** START OF SUPPLIED MATERIAL **
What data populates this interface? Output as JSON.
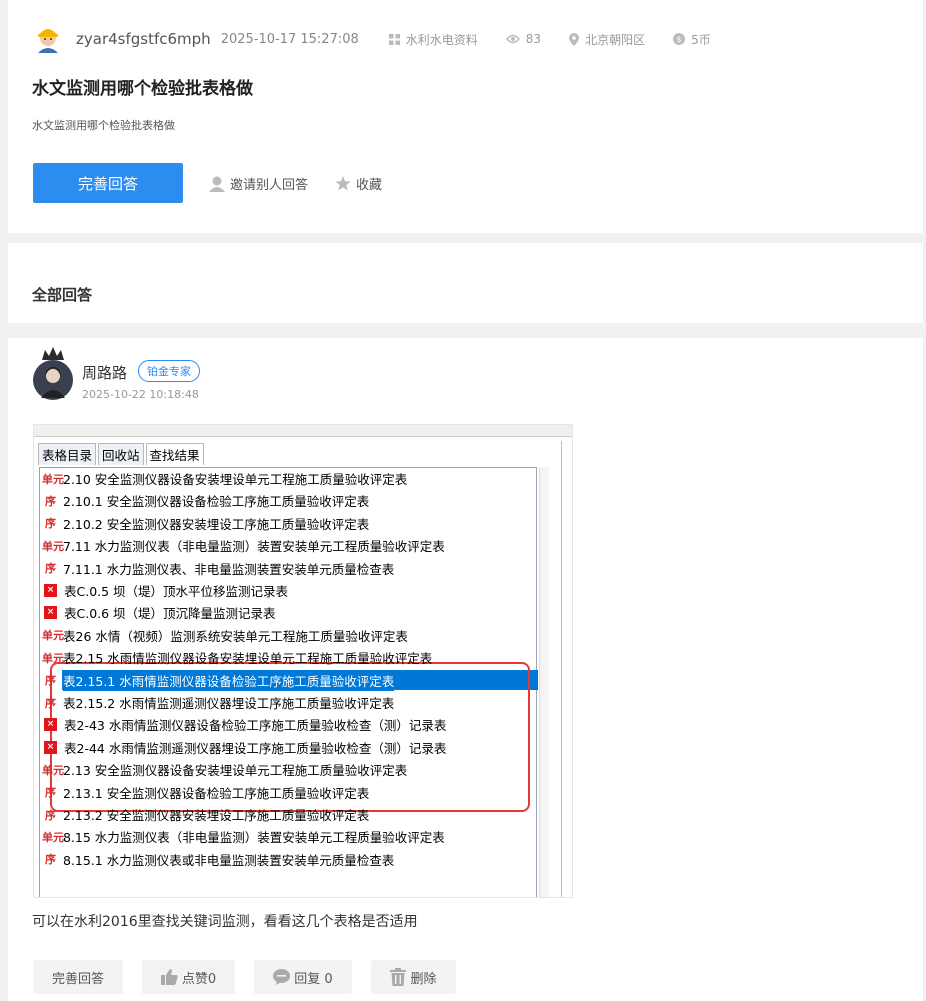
{
  "question": {
    "username": "zyar4sfgstfc6mph",
    "time": "2025-10-17 15:27:08",
    "category": "水利水电资料",
    "views": "83",
    "location": "北京朝阳区",
    "reward": "5币",
    "title": "水文监测用哪个检验批表格做",
    "description": "水文监测用哪个检验批表格做",
    "primary_button": "完善回答",
    "invite_label": "邀请别人回答",
    "collect_label": "收藏"
  },
  "all_answers_title": "全部回答",
  "answer": {
    "name": "周路路",
    "badge": "铂金专家",
    "time": "2025-10-22 10:18:48",
    "text": "可以在水利2016里查找关键词监测，看看这几个表格是否适用",
    "actions": {
      "improve": "完善回答",
      "like": "点赞0",
      "reply": "回复 0",
      "delete": "删除"
    },
    "screenshot": {
      "tabs": [
        "表格目录",
        "回收站",
        "查找结果"
      ],
      "rows": [
        {
          "icon": "单元",
          "label": "2.10 安全监测仪器设备安装埋设单元工程施工质量验收评定表"
        },
        {
          "icon": "序",
          "label": "2.10.1 安全监测仪器设备检验工序施工质量验收评定表"
        },
        {
          "icon": "序",
          "label": "2.10.2 安全监测仪器安装埋设工序施工质量验收评定表"
        },
        {
          "icon": "单元",
          "label": "7.11 水力监测仪表（非电量监测）装置安装单元工程质量验收评定表"
        },
        {
          "icon": "序",
          "label": "7.11.1 水力监测仪表、非电量监测装置安装单元质量检查表"
        },
        {
          "icon": "box",
          "label": "表C.0.5 坝（堤）顶水平位移监测记录表"
        },
        {
          "icon": "box",
          "label": "表C.0.6 坝（堤）顶沉降量监测记录表"
        },
        {
          "icon": "单元",
          "label": "表26 水情（视频）监测系统安装单元工程施工质量验收评定表"
        },
        {
          "icon": "单元",
          "label": "表2.15 水雨情监测仪器设备安装埋设单元工程施工质量验收评定表"
        },
        {
          "icon": "序",
          "label": "表2.15.1 水雨情监测仪器设备检验工序施工质量验收评定表"
        },
        {
          "icon": "序",
          "label": "表2.15.2 水雨情监测遥测仪器埋设工序施工质量验收评定表"
        },
        {
          "icon": "box",
          "label": "表2-43 水雨情监测仪器设备检验工序施工质量验收检查（测）记录表"
        },
        {
          "icon": "box",
          "label": "表2-44 水雨情监测遥测仪器埋设工序施工质量验收检查（测）记录表"
        },
        {
          "icon": "单元",
          "label": "2.13 安全监测仪器设备安装埋设单元工程施工质量验收评定表"
        },
        {
          "icon": "序",
          "label": "2.13.1 安全监测仪器设备检验工序施工质量验收评定表"
        },
        {
          "icon": "序",
          "label": "2.13.2 安全监测仪器安装埋设工序施工质量验收评定表"
        },
        {
          "icon": "单元",
          "label": "8.15 水力监测仪表（非电量监测）装置安装单元工程质量验收评定表"
        },
        {
          "icon": "序",
          "label": "8.15.1 水力监测仪表或非电量监测装置安装单元质量检查表"
        }
      ],
      "selected_row": 9
    }
  }
}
** END OF SUPPLIED MATERIAL **
§ **OBJECTIVE**:
Make a word-for-word copy of the entries, without any pictures.

§ **WRITTEN RESPONSE**:
What data populates this interface? Output as JSON.
{
  "question": {
    "username": "zyar4sfgstfc6mph",
    "time": "2025-10-17 15:27:08",
    "category": "水利水电资料",
    "views": "83",
    "location": "北京朝阳区",
    "reward": "5币",
    "title": "水文监测用哪个检验批表格做",
    "description": "水文监测用哪个检验批表格做",
    "primary_button": "完善回答",
    "invite_label": "邀请别人回答",
    "collect_label": "收藏"
  },
  "all_answers_title": "全部回答",
  "answer": {
    "name": "周路路",
    "badge": "铂金专家",
    "time": "2025-10-22 10:18:48",
    "text": "可以在水利2016里查找关键词监测，看看这几个表格是否适用",
    "actions": {
      "improve": "完善回答",
      "like": "点赞0",
      "reply": "回复 0",
      "delete": "删除"
    },
    "screenshot": {
      "tabs": [
        "表格目录",
        "回收站",
        "查找结果"
      ],
      "rows": [
        {
          "icon": "单元",
          "label": "2.10 安全监测仪器设备安装埋设单元工程施工质量验收评定表"
        },
        {
          "icon": "序",
          "label": "2.10.1 安全监测仪器设备检验工序施工质量验收评定表"
        },
        {
          "icon": "序",
          "label": "2.10.2 安全监测仪器安装埋设工序施工质量验收评定表"
        },
        {
          "icon": "单元",
          "label": "7.11 水力监测仪表（非电量监测）装置安装单元工程质量验收评定表"
        },
        {
          "icon": "序",
          "label": "7.11.1 水力监测仪表、非电量监测装置安装单元质量检查表"
        },
        {
          "icon": "box",
          "label": "表C.0.5 坝（堤）顶水平位移监测记录表"
        },
        {
          "icon": "box",
          "label": "表C.0.6 坝（堤）顶沉降量监测记录表"
        },
        {
          "icon": "单元",
          "label": "表26 水情（视频）监测系统安装单元工程施工质量验收评定表"
        },
        {
          "icon": "单元",
          "label": "表2.15 水雨情监测仪器设备安装埋设单元工程施工质量验收评定表"
        },
        {
          "icon": "序",
          "label": "表2.15.1 水雨情监测仪器设备检验工序施工质量验收评定表"
        },
        {
          "icon": "序",
          "label": "表2.15.2 水雨情监测遥测仪器埋设工序施工质量验收评定表"
        },
        {
          "icon": "box",
          "label": "表2-43 水雨情监测仪器设备检验工序施工质量验收检查（测）记录表"
        },
        {
          "icon": "box",
          "label": "表2-44 水雨情监测遥测仪器埋设工序施工质量验收检查（测）记录表"
        },
        {
          "icon": "单元",
          "label": "2.13 安全监测仪器设备安装埋设单元工程施工质量验收评定表"
        },
        {
          "icon": "序",
          "label": "2.13.1 安全监测仪器设备检验工序施工质量验收评定表"
        },
        {
          "icon": "序",
          "label": "2.13.2 安全监测仪器安装埋设工序施工质量验收评定表"
        },
        {
          "icon": "单元",
          "label": "8.15 水力监测仪表（非电量监测）装置安装单元工程质量验收评定表"
        },
        {
          "icon": "序",
          "label": "8.15.1 水力监测仪表或非电量监测装置安装单元质量检查表"
        }
      ],
      "selected_row": 9
    }
  }
}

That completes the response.